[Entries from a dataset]

■ ■ ■ ■

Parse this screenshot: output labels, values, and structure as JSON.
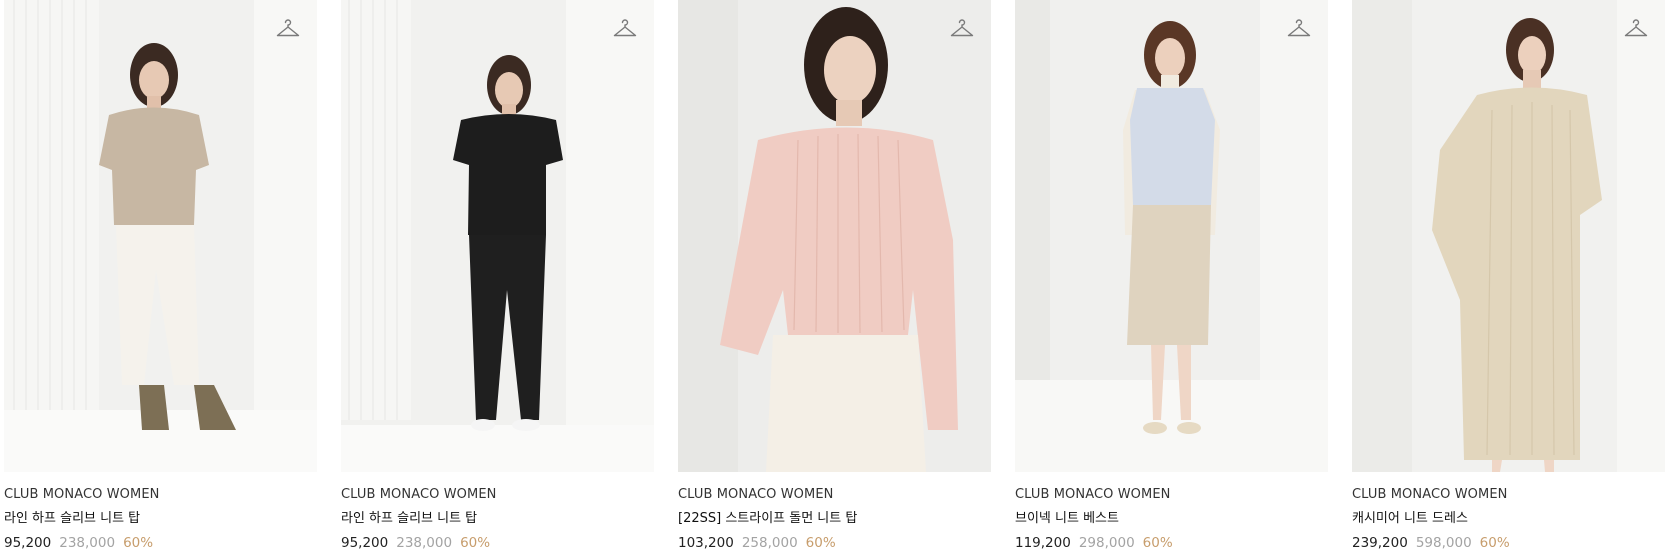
{
  "theme": {
    "accent_discount": "#c79d6c",
    "original_price_color": "#a3a3a3"
  },
  "products": [
    {
      "brand": "CLUB MONACO WOMEN",
      "name": "라인 하프 슬리브 니트 탑",
      "sale_price": "95,200",
      "original_price": "238,000",
      "discount": "60%",
      "icon": "hanger-icon"
    },
    {
      "brand": "CLUB MONACO WOMEN",
      "name": "라인 하프 슬리브 니트 탑",
      "sale_price": "95,200",
      "original_price": "238,000",
      "discount": "60%",
      "icon": "hanger-icon"
    },
    {
      "brand": "CLUB MONACO WOMEN",
      "name": "[22SS] 스트라이프 돌먼 니트 탑",
      "sale_price": "103,200",
      "original_price": "258,000",
      "discount": "60%",
      "icon": "hanger-icon"
    },
    {
      "brand": "CLUB MONACO WOMEN",
      "name": "브이넥 니트 베스트",
      "sale_price": "119,200",
      "original_price": "298,000",
      "discount": "60%",
      "icon": "hanger-icon"
    },
    {
      "brand": "CLUB MONACO WOMEN",
      "name": "캐시미어 니트 드레스",
      "sale_price": "239,200",
      "original_price": "598,000",
      "discount": "60%",
      "icon": "hanger-icon"
    }
  ]
}
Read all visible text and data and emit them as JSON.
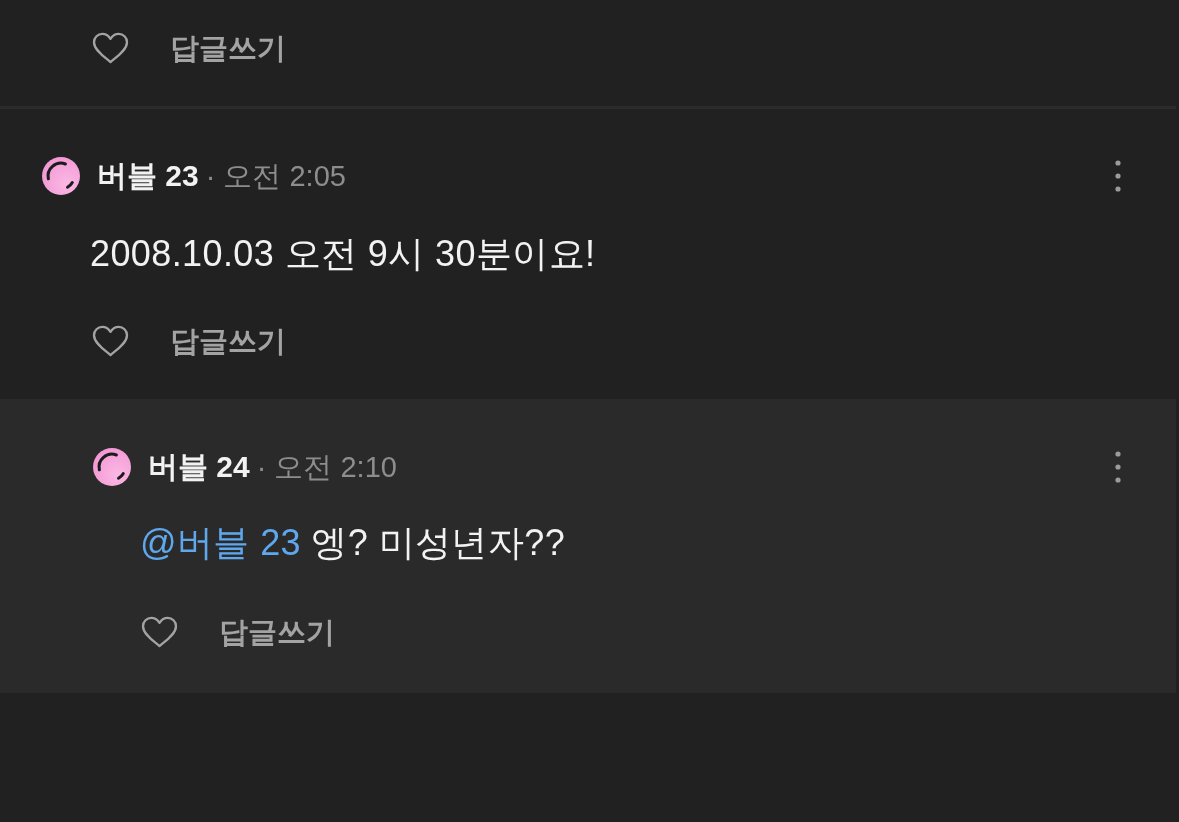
{
  "comments": [
    {
      "liked": false,
      "reply_label": "답글쓰기"
    },
    {
      "author": "버블 23",
      "timestamp": "· 오전 2:05",
      "text": "2008.10.03 오전 9시 30분이요!",
      "liked": false,
      "reply_label": "답글쓰기",
      "replies": [
        {
          "author": "버블 24",
          "timestamp": "· 오전 2:10",
          "mention": "@버블 23",
          "text": "엥? 미성년자??",
          "liked": false,
          "reply_label": "답글쓰기"
        }
      ]
    }
  ]
}
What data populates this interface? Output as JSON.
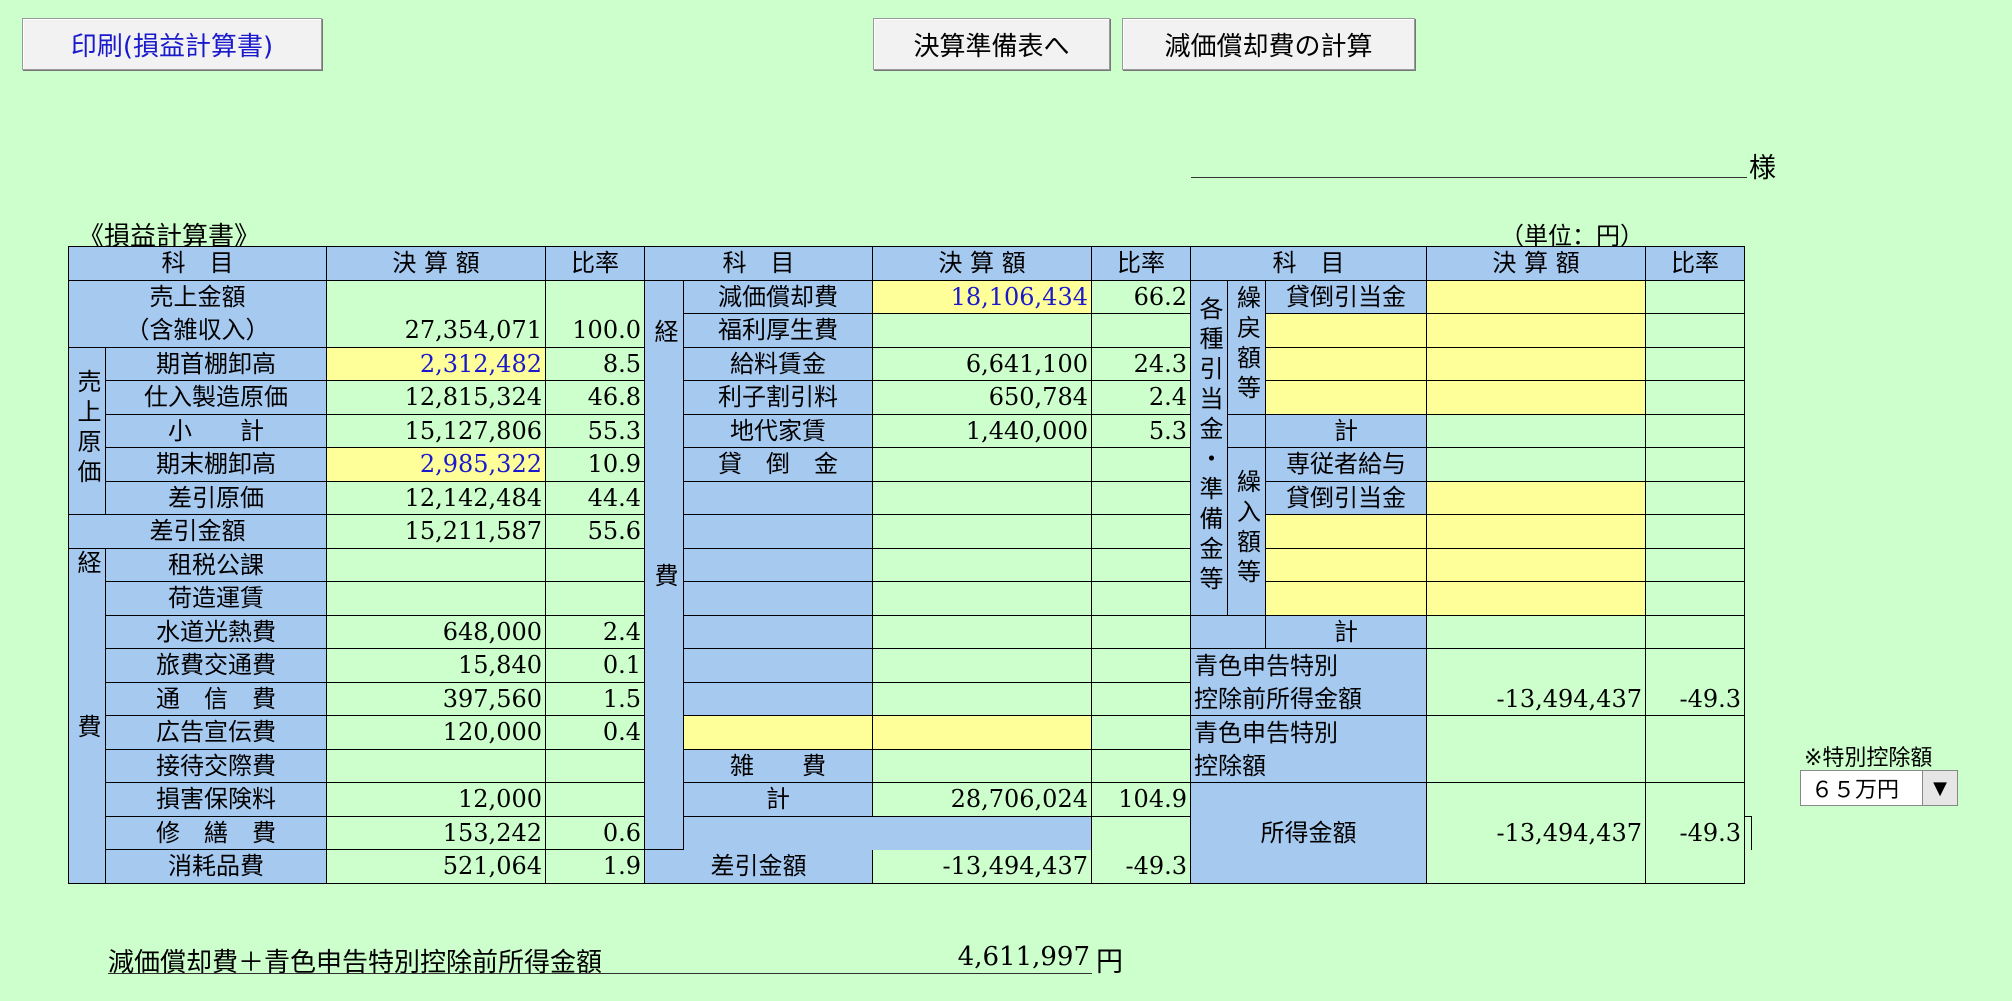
{
  "toolbar": {
    "print_label": "印刷(損益計算書)",
    "prep_label": "決算準備表へ",
    "depr_label": "減価償却費の計算"
  },
  "header": {
    "sama": "様",
    "title": "《損益計算書》",
    "unit": "（単位：円）"
  },
  "columns": {
    "subject": "科　目",
    "amount": "決 算 額",
    "ratio": "比率"
  },
  "left": {
    "sales_l1": "売上金額",
    "sales_l2": "（含雑収入）",
    "sales_amt": "27,354,071",
    "sales_ratio": "100.0",
    "cogs_group": "売上原価",
    "open_inv": "期首棚卸高",
    "open_inv_amt": "2,312,482",
    "open_inv_ratio": "8.5",
    "purchase": "仕入製造原価",
    "purchase_amt": "12,815,324",
    "purchase_ratio": "46.8",
    "subtotal": "小　　計",
    "subtotal_amt": "15,127,806",
    "subtotal_ratio": "55.3",
    "close_inv": "期末棚卸高",
    "close_inv_amt": "2,985,322",
    "close_inv_ratio": "10.9",
    "net_cogs": "差引原価",
    "net_cogs_amt": "12,142,484",
    "net_cogs_ratio": "44.4",
    "gross": "差引金額",
    "gross_amt": "15,211,587",
    "gross_ratio": "55.6",
    "exp_group": "経費",
    "tax": "租税公課",
    "freight": "荷造運賃",
    "utility": "水道光熱費",
    "utility_amt": "648,000",
    "utility_ratio": "2.4",
    "travel": "旅費交通費",
    "travel_amt": "15,840",
    "travel_ratio": "0.1",
    "comm": "通　信　費",
    "comm_amt": "397,560",
    "comm_ratio": "1.5",
    "ad": "広告宣伝費",
    "ad_amt": "120,000",
    "ad_ratio": "0.4",
    "enter": "接待交際費",
    "insure": "損害保険料",
    "insure_amt": "12,000",
    "repair": "修　繕　費",
    "repair_amt": "153,242",
    "repair_ratio": "0.6",
    "supplies": "消耗品費",
    "supplies_amt": "521,064",
    "supplies_ratio": "1.9"
  },
  "middle": {
    "exp_group": "経費",
    "depr": "減価償却費",
    "depr_amt": "18,106,434",
    "depr_ratio": "66.2",
    "welfare": "福利厚生費",
    "salary": "給料賃金",
    "salary_amt": "6,641,100",
    "salary_ratio": "24.3",
    "interest": "利子割引料",
    "interest_amt": "650,784",
    "interest_ratio": "2.4",
    "rent": "地代家賃",
    "rent_amt": "1,440,000",
    "rent_ratio": "5.3",
    "baddebt": "貸　倒　金",
    "misc": "雑　　費",
    "total": "計",
    "total_amt": "28,706,024",
    "total_ratio": "104.9",
    "net": "差引金額",
    "net_amt": "-13,494,437",
    "net_ratio": "-49.3"
  },
  "right": {
    "reserve_group": "各種引当金・準備金等",
    "reversal_group": "繰戻額等",
    "transfer_group": "繰入額等",
    "rev_allow": "貸倒引当金",
    "rev_total": "計",
    "family_wage": "専従者給与",
    "tr_allow": "貸倒引当金",
    "tr_total": "計",
    "blue_pre_l1": "青色申告特別",
    "blue_pre_l2": "控除前所得金額",
    "blue_pre_amt": "-13,494,437",
    "blue_pre_ratio": "-49.3",
    "blue_ded_l1": "青色申告特別",
    "blue_ded_l2": "控除額",
    "income": "所得金額",
    "income_amt": "-13,494,437",
    "income_ratio": "-49.3"
  },
  "special": {
    "note": "※特別控除額",
    "value": "６５万円"
  },
  "footer": {
    "label": "減価償却費＋青色申告特別控除前所得金額",
    "value": "4,611,997",
    "unit": "円"
  }
}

■ ■ ■ ■

[Given instruction]: Reproduce the entries exactly. Do not carry over any picture.

[The reply]:
Parse this screenshot: output labels, values, and structure as JSON.
{
  "theme": {
    "accent_discount": "#c79d6c",
    "original_price_color": "#a3a3a3"
  },
  "products": [
    {
      "brand": "CLUB MONACO WOMEN",
      "name": "라인 하프 슬리브 니트 탑",
      "sale_price": "95,200",
      "original_price": "238,000",
      "discount": "60%",
      "icon": "hanger-icon"
    },
    {
      "brand": "CLUB MONACO WOMEN",
      "name": "라인 하프 슬리브 니트 탑",
      "sale_price": "95,200",
      "original_price": "238,000",
      "discount": "60%",
      "icon": "hanger-icon"
    },
    {
      "brand": "CLUB MONACO WOMEN",
      "name": "[22SS] 스트라이프 돌먼 니트 탑",
      "sale_price": "103,200",
      "original_price": "258,000",
      "discount": "60%",
      "icon": "hanger-icon"
    },
    {
      "brand": "CLUB MONACO WOMEN",
      "name": "브이넥 니트 베스트",
      "sale_price": "119,200",
      "original_price": "298,000",
      "discount": "60%",
      "icon": "hanger-icon"
    },
    {
      "brand": "CLUB MONACO WOMEN",
      "name": "캐시미어 니트 드레스",
      "sale_price": "239,200",
      "original_price": "598,000",
      "discount": "60%",
      "icon": "hanger-icon"
    }
  ]
}
Read all visible text and data and emit them as JSON.
{
  "comments": [
    {
      "liked": false,
      "reply_label": "답글쓰기"
    },
    {
      "author": "버블 23",
      "timestamp": "· 오전 2:05",
      "text": "2008.10.03 오전 9시 30분이요!",
      "liked": false,
      "reply_label": "답글쓰기",
      "replies": [
        {
          "author": "버블 24",
          "timestamp": "· 오전 2:10",
          "mention": "@버블 23",
          "text": "엥? 미성년자??",
          "liked": false,
          "reply_label": "답글쓰기"
        }
      ]
    }
  ]
}
What data populates this interface? Output as JSON.
{
  "toolbar": {
    "print_label": "印刷(損益計算書)",
    "prep_label": "決算準備表へ",
    "depr_label": "減価償却費の計算"
  },
  "header": {
    "sama": "様",
    "title": "《損益計算書》",
    "unit": "（単位：円）"
  },
  "columns": {
    "subject": "科　目",
    "amount": "決 算 額",
    "ratio": "比率"
  },
  "left": {
    "sales_l1": "売上金額",
    "sales_l2": "（含雑収入）",
    "sales_amt": "27,354,071",
    "sales_ratio": "100.0",
    "cogs_group": "売上原価",
    "open_inv": "期首棚卸高",
    "open_inv_amt": "2,312,482",
    "open_inv_ratio": "8.5",
    "purchase": "仕入製造原価",
    "purchase_amt": "12,815,324",
    "purchase_ratio": "46.8",
    "subtotal": "小　　計",
    "subtotal_amt": "15,127,806",
    "subtotal_ratio": "55.3",
    "close_inv": "期末棚卸高",
    "close_inv_amt": "2,985,322",
    "close_inv_ratio": "10.9",
    "net_cogs": "差引原価",
    "net_cogs_amt": "12,142,484",
    "net_cogs_ratio": "44.4",
    "gross": "差引金額",
    "gross_amt": "15,211,587",
    "gross_ratio": "55.6",
    "exp_group": "経費",
    "tax": "租税公課",
    "freight": "荷造運賃",
    "utility": "水道光熱費",
    "utility_amt": "648,000",
    "utility_ratio": "2.4",
    "travel": "旅費交通費",
    "travel_amt": "15,840",
    "travel_ratio": "0.1",
    "comm": "通　信　費",
    "comm_amt": "397,560",
    "comm_ratio": "1.5",
    "ad": "広告宣伝費",
    "ad_amt": "120,000",
    "ad_ratio": "0.4",
    "enter": "接待交際費",
    "insure": "損害保険料",
    "insure_amt": "12,000",
    "repair": "修　繕　費",
    "repair_amt": "153,242",
    "repair_ratio": "0.6",
    "supplies": "消耗品費",
    "supplies_amt": "521,064",
    "supplies_ratio": "1.9"
  },
  "middle": {
    "exp_group": "経費",
    "depr": "減価償却費",
    "depr_amt": "18,106,434",
    "depr_ratio": "66.2",
    "welfare": "福利厚生費",
    "salary": "給料賃金",
    "salary_amt": "6,641,100",
    "salary_ratio": "24.3",
    "interest": "利子割引料",
    "interest_amt": "650,784",
    "interest_ratio": "2.4",
    "rent": "地代家賃",
    "rent_amt": "1,440,000",
    "rent_ratio": "5.3",
    "baddebt": "貸　倒　金",
    "misc": "雑　　費",
    "total": "計",
    "total_amt": "28,706,024",
    "total_ratio": "104.9",
    "net": "差引金額",
    "net_amt": "-13,494,437",
    "net_ratio": "-49.3"
  },
  "right": {
    "reserve_group": "各種引当金・準備金等",
    "reversal_group": "繰戻額等",
    "transfer_group": "繰入額等",
    "rev_allow": "貸倒引当金",
    "rev_total": "計",
    "family_wage": "専従者給与",
    "tr_allow": "貸倒引当金",
    "tr_total": "計",
    "blue_pre_l1": "青色申告特別",
    "blue_pre_l2": "控除前所得金額",
    "blue_pre_amt": "-13,494,437",
    "blue_pre_ratio": "-49.3",
    "blue_ded_l1": "青色申告特別",
    "blue_ded_l2": "控除額",
    "income": "所得金額",
    "income_amt": "-13,494,437",
    "income_ratio": "-49.3"
  },
  "special": {
    "note": "※特別控除額",
    "value": "６５万円"
  },
  "footer": {
    "label": "減価償却費＋青色申告特別控除前所得金額",
    "value": "4,611,997",
    "unit": "円"
  }
}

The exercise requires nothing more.